(Dataset excerpt)

▽

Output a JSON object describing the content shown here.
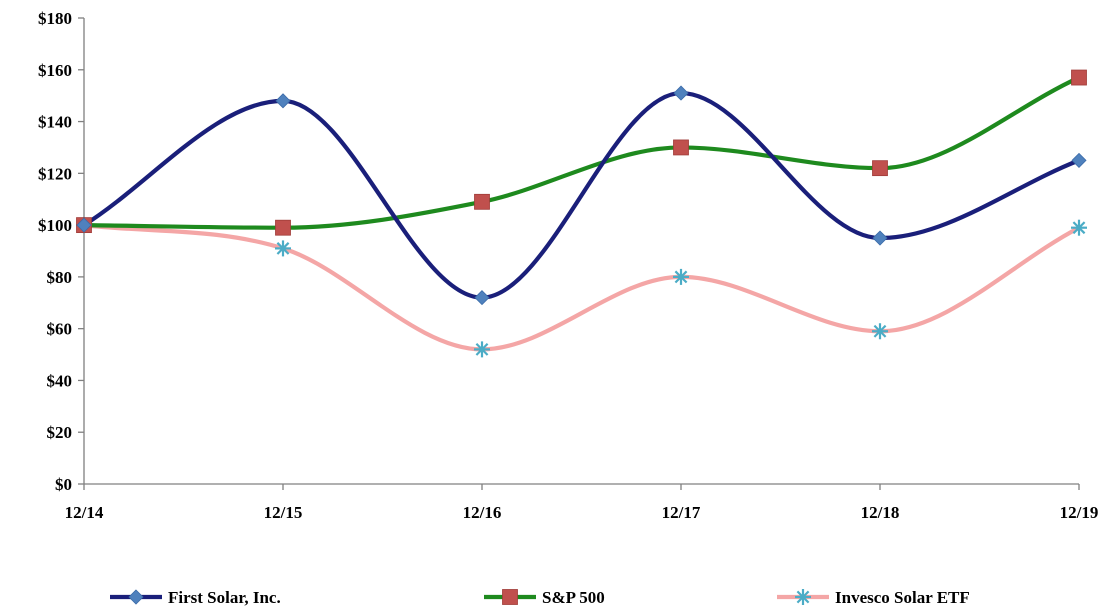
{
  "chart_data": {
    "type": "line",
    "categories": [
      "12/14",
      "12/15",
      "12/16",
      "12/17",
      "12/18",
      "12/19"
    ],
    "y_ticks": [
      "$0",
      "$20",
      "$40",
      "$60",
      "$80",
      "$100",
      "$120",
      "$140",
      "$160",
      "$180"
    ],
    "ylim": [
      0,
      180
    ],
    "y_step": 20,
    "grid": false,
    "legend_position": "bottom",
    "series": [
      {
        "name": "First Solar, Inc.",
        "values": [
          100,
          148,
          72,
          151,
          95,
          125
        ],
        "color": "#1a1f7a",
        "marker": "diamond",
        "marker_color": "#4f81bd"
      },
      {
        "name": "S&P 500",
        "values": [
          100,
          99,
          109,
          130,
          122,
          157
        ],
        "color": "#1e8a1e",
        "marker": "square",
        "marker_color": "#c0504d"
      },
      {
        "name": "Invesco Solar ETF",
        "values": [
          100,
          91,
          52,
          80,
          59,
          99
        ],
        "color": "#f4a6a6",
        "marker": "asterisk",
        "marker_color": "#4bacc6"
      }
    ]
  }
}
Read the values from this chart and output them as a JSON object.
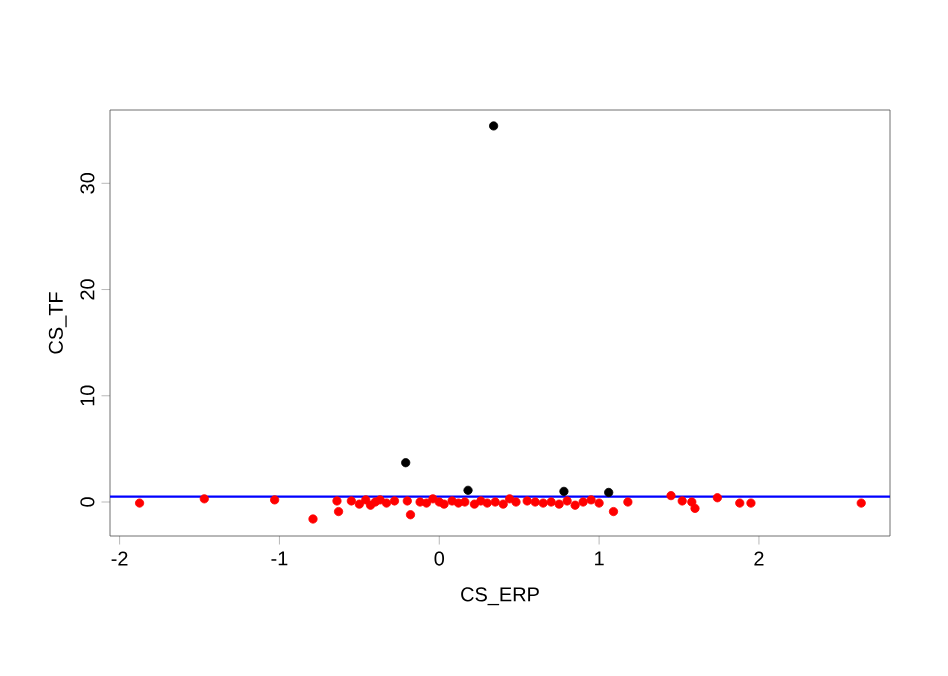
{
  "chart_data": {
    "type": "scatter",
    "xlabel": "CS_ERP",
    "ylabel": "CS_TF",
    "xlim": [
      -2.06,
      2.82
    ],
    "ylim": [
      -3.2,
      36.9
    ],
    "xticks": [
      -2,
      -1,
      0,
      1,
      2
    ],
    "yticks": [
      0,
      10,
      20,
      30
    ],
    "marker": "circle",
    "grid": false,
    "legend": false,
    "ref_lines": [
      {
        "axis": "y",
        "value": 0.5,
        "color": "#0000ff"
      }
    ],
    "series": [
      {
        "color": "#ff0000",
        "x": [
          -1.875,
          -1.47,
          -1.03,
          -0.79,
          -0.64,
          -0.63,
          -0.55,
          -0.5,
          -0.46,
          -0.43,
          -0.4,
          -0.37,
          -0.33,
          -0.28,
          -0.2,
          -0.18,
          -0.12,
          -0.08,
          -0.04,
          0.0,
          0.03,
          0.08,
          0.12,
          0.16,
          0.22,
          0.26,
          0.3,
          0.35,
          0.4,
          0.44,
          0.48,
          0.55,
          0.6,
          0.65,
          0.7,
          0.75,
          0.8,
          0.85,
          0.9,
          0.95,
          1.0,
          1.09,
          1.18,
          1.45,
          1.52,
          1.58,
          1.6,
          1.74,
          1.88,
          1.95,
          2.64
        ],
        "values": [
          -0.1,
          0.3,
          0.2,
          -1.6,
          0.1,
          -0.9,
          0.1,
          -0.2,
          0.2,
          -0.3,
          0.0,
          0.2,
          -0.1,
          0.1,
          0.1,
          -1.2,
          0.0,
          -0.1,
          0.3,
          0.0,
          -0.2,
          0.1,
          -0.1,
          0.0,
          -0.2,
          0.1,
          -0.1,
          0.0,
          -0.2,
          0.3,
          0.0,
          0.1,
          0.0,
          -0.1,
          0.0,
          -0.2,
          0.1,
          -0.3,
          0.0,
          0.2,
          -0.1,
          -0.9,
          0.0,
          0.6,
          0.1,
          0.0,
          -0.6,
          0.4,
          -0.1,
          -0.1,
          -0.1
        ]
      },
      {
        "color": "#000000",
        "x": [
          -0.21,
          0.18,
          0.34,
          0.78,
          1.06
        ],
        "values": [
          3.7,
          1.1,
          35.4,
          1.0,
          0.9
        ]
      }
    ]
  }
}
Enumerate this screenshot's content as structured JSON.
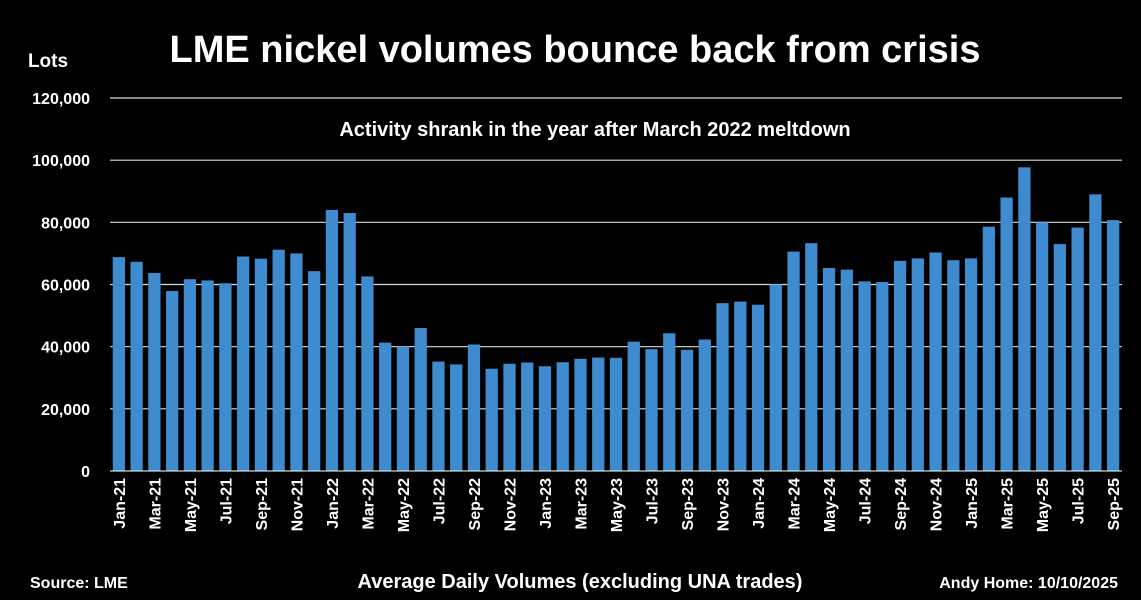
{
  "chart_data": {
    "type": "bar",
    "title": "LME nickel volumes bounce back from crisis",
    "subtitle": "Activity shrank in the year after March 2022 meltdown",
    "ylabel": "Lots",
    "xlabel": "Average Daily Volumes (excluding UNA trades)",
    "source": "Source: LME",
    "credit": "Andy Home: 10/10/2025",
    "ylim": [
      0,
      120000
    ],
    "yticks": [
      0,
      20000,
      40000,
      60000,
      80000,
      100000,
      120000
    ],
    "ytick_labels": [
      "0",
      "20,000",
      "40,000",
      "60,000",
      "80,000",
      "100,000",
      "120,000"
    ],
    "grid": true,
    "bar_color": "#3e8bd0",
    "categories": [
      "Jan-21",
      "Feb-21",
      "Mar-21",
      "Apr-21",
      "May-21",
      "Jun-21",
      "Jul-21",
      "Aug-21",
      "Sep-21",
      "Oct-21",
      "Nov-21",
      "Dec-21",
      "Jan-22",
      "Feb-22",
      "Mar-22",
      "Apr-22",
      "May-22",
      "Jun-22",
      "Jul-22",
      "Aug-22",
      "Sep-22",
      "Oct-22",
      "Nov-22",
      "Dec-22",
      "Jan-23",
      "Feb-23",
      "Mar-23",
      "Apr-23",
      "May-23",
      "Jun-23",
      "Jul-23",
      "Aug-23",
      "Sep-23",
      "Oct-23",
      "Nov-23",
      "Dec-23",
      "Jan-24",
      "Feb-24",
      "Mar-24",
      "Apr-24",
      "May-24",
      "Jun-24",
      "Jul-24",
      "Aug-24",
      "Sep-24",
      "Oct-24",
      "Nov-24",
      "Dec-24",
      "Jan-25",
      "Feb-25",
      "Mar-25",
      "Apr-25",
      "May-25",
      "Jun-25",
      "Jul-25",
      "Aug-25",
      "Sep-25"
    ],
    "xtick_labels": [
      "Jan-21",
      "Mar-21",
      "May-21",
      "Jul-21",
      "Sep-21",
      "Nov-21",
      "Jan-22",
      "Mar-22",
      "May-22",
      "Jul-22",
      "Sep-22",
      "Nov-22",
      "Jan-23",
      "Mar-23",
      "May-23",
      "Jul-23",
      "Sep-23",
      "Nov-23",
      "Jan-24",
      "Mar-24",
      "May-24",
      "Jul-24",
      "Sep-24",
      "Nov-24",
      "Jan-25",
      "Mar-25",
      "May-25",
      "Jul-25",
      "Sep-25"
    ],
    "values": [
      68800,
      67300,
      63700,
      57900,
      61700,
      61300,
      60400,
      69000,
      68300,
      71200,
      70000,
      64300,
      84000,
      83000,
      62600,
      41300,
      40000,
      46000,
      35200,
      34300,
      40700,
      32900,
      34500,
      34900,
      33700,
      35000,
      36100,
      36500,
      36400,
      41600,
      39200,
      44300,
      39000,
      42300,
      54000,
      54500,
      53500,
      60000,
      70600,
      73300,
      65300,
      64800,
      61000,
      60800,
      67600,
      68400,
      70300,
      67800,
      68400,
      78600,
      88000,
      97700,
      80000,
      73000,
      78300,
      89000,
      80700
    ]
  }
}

△

Working from the listing above, pick out every line that has "xlabel" and copy it.

### The answer
    "xlabel": "CS_ERP",
    "xlabel": "Average Daily Volumes (excluding UNA trades)",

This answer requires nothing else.